* START Input records *

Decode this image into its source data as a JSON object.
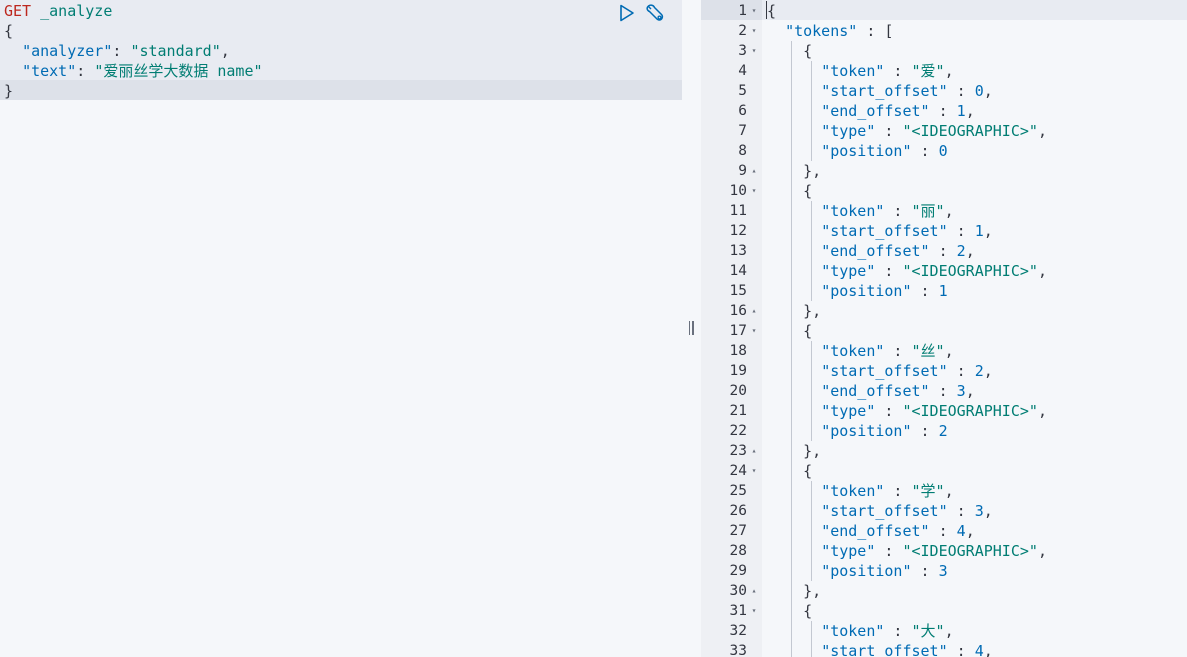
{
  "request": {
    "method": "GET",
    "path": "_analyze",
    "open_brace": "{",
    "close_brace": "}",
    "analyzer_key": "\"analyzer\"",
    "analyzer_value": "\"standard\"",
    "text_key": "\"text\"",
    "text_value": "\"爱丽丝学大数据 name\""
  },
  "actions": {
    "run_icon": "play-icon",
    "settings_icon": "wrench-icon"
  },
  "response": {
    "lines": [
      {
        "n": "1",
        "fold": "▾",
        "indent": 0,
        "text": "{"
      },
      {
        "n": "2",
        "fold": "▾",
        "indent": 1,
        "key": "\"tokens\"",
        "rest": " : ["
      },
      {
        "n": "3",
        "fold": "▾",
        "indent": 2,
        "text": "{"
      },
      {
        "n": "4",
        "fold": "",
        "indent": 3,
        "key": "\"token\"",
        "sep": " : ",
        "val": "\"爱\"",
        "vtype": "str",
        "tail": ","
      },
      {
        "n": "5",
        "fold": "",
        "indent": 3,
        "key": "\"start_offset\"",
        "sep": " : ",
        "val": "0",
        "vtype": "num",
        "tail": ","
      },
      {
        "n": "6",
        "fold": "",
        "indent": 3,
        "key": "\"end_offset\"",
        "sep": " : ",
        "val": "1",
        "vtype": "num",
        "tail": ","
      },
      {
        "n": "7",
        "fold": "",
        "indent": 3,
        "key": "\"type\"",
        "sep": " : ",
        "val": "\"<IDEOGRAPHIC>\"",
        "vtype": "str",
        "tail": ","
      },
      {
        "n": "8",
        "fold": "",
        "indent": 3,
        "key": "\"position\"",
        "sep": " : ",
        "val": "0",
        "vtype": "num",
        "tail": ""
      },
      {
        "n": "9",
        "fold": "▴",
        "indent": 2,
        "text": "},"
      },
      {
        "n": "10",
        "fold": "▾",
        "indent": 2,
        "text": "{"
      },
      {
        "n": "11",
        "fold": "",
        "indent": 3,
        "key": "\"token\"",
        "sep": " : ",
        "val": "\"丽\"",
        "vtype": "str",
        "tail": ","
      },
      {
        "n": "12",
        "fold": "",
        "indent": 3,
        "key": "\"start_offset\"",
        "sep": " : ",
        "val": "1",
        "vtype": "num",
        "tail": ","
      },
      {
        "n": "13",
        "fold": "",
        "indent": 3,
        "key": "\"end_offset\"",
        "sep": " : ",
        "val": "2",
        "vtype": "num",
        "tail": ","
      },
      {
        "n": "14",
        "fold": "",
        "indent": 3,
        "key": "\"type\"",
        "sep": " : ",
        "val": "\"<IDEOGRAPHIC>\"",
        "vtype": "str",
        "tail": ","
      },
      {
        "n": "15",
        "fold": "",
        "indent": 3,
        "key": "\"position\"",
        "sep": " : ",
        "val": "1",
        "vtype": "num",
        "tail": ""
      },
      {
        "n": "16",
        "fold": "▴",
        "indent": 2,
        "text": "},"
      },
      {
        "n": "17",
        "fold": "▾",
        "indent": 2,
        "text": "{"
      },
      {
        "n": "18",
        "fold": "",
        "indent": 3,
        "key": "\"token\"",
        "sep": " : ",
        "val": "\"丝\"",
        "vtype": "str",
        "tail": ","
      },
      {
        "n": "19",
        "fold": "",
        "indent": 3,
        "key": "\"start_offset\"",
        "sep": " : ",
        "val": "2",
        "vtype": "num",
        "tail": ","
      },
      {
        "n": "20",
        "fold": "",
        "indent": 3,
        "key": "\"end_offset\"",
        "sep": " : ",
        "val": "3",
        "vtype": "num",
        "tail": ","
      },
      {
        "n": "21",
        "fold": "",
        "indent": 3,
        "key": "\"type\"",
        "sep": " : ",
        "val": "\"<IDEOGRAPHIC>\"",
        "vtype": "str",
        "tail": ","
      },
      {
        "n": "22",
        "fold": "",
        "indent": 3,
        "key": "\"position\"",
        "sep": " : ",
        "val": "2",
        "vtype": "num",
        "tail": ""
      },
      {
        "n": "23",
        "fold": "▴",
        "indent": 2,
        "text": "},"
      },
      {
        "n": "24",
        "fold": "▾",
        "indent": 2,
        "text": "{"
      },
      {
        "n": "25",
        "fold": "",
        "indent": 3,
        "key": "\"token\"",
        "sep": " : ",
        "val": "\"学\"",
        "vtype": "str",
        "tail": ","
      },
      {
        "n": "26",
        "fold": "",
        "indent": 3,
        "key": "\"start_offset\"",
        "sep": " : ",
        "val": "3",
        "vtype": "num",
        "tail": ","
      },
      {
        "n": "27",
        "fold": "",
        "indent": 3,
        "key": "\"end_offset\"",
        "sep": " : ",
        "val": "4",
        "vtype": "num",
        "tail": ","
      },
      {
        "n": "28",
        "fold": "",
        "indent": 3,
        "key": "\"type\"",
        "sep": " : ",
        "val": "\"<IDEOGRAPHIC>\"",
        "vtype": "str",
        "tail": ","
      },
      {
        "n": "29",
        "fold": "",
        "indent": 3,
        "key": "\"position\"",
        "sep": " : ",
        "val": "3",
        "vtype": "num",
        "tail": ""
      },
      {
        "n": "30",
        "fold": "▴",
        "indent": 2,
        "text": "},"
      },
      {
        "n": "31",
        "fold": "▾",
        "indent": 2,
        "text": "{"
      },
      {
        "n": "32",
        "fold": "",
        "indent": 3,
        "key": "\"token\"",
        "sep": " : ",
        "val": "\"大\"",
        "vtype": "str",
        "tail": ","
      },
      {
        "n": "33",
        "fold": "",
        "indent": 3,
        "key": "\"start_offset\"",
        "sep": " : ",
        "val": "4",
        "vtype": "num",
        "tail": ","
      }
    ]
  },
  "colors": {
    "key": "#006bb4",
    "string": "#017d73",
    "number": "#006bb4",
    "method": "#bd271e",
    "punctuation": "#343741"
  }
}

* END Input records *
* START Input records *

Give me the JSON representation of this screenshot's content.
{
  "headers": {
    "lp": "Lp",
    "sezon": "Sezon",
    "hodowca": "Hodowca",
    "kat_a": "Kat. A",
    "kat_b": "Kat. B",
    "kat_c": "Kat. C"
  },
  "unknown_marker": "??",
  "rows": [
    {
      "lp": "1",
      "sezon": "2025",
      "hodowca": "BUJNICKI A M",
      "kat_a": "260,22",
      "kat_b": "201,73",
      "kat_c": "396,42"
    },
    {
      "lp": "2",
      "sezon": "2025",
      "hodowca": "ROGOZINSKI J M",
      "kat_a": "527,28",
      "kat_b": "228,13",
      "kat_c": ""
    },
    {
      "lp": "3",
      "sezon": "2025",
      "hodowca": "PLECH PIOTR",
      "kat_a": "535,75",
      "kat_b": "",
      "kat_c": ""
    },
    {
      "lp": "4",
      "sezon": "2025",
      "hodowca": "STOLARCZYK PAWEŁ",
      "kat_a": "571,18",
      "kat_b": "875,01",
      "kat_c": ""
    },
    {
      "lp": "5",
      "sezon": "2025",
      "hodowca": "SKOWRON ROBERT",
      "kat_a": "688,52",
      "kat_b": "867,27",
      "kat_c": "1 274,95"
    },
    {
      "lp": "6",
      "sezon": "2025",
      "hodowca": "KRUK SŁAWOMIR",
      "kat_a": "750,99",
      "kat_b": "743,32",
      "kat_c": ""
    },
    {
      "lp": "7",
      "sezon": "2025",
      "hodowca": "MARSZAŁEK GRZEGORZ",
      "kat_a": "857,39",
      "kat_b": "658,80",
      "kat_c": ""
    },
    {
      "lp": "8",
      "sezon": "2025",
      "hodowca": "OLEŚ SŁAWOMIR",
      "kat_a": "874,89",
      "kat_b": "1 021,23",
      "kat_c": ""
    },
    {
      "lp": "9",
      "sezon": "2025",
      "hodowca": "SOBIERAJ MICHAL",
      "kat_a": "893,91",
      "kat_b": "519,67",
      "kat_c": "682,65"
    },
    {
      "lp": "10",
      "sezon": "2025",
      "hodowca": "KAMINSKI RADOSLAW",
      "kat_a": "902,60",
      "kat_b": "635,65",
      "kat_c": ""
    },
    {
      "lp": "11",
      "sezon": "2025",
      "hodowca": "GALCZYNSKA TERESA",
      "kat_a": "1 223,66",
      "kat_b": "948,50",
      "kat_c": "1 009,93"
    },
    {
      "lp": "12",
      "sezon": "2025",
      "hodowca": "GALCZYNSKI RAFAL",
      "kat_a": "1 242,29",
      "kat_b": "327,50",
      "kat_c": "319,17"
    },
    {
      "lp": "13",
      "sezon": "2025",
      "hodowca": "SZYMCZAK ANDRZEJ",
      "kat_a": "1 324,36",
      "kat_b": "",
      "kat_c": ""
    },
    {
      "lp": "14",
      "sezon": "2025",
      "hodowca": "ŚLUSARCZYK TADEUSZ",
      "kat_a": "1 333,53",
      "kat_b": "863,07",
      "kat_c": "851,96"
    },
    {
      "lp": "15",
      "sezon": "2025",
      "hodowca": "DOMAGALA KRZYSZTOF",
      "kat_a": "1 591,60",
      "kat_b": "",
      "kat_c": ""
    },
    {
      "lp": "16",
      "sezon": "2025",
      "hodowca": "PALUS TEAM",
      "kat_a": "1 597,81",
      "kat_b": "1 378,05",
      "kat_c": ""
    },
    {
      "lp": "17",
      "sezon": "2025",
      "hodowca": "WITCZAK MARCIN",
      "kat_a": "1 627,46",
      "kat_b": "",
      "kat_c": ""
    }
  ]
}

* END Input records *

[To be done]: List all lines where "icon" occurs.

[Finished answer]:
    "run_icon": "play-icon",
    "settings_icon": "wrench-icon"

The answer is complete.